**THE REQUEST:** Reproduce the entries exactly.

**INPUT RECORDS:**
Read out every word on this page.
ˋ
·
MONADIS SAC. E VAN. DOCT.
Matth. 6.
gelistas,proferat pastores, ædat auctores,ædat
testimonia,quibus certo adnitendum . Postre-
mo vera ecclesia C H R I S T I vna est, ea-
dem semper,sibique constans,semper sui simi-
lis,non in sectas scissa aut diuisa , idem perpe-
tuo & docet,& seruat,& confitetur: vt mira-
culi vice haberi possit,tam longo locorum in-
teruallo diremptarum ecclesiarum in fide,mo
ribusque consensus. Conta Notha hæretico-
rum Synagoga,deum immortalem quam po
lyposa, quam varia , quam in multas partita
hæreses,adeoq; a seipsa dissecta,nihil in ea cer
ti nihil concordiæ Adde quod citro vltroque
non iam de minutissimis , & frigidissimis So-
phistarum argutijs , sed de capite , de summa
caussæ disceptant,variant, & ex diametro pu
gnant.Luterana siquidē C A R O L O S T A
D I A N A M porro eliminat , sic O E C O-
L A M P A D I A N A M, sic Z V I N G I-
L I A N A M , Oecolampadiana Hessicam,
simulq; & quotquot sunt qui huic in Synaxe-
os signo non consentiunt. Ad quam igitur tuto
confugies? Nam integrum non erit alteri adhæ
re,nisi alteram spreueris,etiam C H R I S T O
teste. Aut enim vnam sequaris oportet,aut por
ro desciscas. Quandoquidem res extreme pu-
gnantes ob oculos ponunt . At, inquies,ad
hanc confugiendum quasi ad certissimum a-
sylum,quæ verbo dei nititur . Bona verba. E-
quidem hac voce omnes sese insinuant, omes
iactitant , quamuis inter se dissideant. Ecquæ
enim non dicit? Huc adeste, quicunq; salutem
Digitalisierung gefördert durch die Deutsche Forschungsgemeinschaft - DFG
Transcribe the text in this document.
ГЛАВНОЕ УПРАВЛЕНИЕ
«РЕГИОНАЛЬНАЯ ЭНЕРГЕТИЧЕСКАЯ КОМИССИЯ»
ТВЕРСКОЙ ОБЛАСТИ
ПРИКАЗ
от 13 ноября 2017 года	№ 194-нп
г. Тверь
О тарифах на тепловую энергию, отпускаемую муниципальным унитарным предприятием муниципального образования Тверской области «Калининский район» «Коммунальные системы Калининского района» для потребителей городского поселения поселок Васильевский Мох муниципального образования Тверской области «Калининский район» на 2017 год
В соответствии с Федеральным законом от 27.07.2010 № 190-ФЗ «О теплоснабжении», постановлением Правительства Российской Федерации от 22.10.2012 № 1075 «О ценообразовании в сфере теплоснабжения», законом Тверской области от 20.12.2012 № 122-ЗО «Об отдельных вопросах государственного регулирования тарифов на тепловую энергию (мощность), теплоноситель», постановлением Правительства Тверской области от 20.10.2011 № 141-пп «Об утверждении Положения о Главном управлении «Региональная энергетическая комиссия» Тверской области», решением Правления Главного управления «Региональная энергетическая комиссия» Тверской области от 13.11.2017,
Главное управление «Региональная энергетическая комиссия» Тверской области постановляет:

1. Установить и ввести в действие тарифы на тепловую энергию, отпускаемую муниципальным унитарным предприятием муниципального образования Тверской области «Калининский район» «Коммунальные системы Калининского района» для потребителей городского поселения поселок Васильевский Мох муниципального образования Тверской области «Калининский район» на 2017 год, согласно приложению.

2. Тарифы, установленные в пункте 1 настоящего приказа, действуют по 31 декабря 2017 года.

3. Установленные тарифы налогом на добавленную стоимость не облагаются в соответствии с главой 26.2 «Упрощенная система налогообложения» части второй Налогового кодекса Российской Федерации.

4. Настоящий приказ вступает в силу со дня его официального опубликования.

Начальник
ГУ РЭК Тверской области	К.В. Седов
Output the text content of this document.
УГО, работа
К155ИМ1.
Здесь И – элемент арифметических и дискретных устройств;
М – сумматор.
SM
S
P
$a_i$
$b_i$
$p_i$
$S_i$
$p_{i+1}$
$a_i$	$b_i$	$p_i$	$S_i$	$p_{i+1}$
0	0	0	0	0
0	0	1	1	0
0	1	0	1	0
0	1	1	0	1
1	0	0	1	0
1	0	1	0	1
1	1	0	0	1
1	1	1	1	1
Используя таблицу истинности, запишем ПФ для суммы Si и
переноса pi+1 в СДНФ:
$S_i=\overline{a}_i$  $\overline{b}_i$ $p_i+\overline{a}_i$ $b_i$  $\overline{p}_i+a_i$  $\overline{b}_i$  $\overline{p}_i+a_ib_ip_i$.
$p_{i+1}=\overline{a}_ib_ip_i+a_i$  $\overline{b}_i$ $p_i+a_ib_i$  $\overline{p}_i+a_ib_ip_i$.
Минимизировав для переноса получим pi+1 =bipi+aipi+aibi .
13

**RESPONSE TO THE TASK:**
Read out every word on this page.
ˋ
·
MONADIS SAC. E VAN. DOCT.
Matth. 6.
gelistas,proferat pastores, ædat auctores,ædat
testimonia,quibus certo adnitendum . Postre-
mo vera ecclesia C H R I S T I vna est, ea-
dem semper,sibique constans,semper sui simi-
lis,non in sectas scissa aut diuisa , idem perpe-
tuo & docet,& seruat,& confitetur: vt mira-
culi vice haberi possit,tam longo locorum in-
teruallo diremptarum ecclesiarum in fide,mo
ribusque consensus. Conta Notha hæretico-
rum Synagoga,deum immortalem quam po
lyposa, quam varia , quam in multas partita
hæreses,adeoq; a seipsa dissecta,nihil in ea cer
ti nihil concordiæ Adde quod citro vltroque
non iam de minutissimis , & frigidissimis So-
phistarum argutijs , sed de capite , de summa
caussæ disceptant,variant, & ex diametro pu
gnant.Luterana siquidē C A R O L O S T A
D I A N A M porro eliminat , sic O E C O-
L A M P A D I A N A M, sic Z V I N G I-
L I A N A M , Oecolampadiana Hessicam,
simulq; & quotquot sunt qui huic in Synaxe-
os signo non consentiunt. Ad quam igitur tuto
confugies? Nam integrum non erit alteri adhæ
re,nisi alteram spreueris,etiam C H R I S T O
teste. Aut enim vnam sequaris oportet,aut por
ro desciscas. Quandoquidem res extreme pu-
gnantes ob oculos ponunt . At, inquies,ad
hanc confugiendum quasi ad certissimum a-
sylum,quæ verbo dei nititur . Bona verba. E-
quidem hac voce omnes sese insinuant, omes
iactitant , quamuis inter se dissideant. Ecquæ
enim non dicit? Huc adeste, quicunq; salutem
Digitalisierung gefördert durch die Deutsche Forschungsgemeinschaft - DFG
Transcribe the text in this document.
ГЛАВНОЕ УПРАВЛЕНИЕ
«РЕГИОНАЛЬНАЯ ЭНЕРГЕТИЧЕСКАЯ КОМИССИЯ»
ТВЕРСКОЙ ОБЛАСТИ
ПРИКАЗ
от 13 ноября 2017 года	№ 194-нп
г. Тверь
О тарифах на тепловую энергию, отпускаемую муниципальным унитарным предприятием муниципального образования Тверской области «Калининский район» «Коммунальные системы Калининского района» для потребителей городского поселения поселок Васильевский Мох муниципального образования Тверской области «Калининский район» на 2017 год
В соответствии с Федеральным законом от 27.07.2010 № 190-ФЗ «О теплоснабжении», постановлением Правительства Российской Федерации от 22.10.2012 № 1075 «О ценообразовании в сфере теплоснабжения», законом Тверской области от 20.12.2012 № 122-ЗО «Об отдельных вопросах государственного регулирования тарифов на тепловую энергию (мощность), теплоноситель», постановлением Правительства Тверской области от 20.10.2011 № 141-пп «Об утверждении Положения о Главном управлении «Региональная энергетическая комиссия» Тверской области», решением Правления Главного управления «Региональная энергетическая комиссия» Тверской области от 13.11.2017,
Главное управление «Региональная энергетическая комиссия» Тверской области постановляет:

1. Установить и ввести в действие тарифы на тепловую энергию, отпускаемую муниципальным унитарным предприятием муниципального образования Тверской области «Калининский район» «Коммунальные системы Калининского района» для потребителей городского поселения поселок Васильевский Мох муниципального образования Тверской области «Калининский район» на 2017 год, согласно приложению.

2. Тарифы, установленные в пункте 1 настоящего приказа, действуют по 31 декабря 2017 года.

3. Установленные тарифы налогом на добавленную стоимость не облагаются в соответствии с главой 26.2 «Упрощенная система налогообложения» части второй Налогового кодекса Российской Федерации.

4. Настоящий приказ вступает в силу со дня его официального опубликования.

Начальник
ГУ РЭК Тверской области	К.В. Седов
Output the text content of this document.
УГО, работа
К155ИМ1.
Здесь И – элемент арифметических и дискретных устройств;
М – сумматор.
SM
S
P
$a_i$
$b_i$
$p_i$
$S_i$
$p_{i+1}$
$a_i$	$b_i$	$p_i$	$S_i$	$p_{i+1}$
0	0	0	0	0
0	0	1	1	0
0	1	0	1	0
0	1	1	0	1
1	0	0	1	0
1	0	1	0	1
1	1	0	0	1
1	1	1	1	1
Используя таблицу истинности, запишем ПФ для суммы Si и
переноса pi+1 в СДНФ:
$S_i=\overline{a}_i$  $\overline{b}_i$ $p_i+\overline{a}_i$ $b_i$  $\overline{p}_i+a_i$  $\overline{b}_i$  $\overline{p}_i+a_ib_ip_i$.
$p_{i+1}=\overline{a}_ib_ip_i+a_i$  $\overline{b}_i$ $p_i+a_ib_i$  $\overline{p}_i+a_ib_ip_i$.
Минимизировав для переноса получим pi+1 =bipi+aipi+aibi .
13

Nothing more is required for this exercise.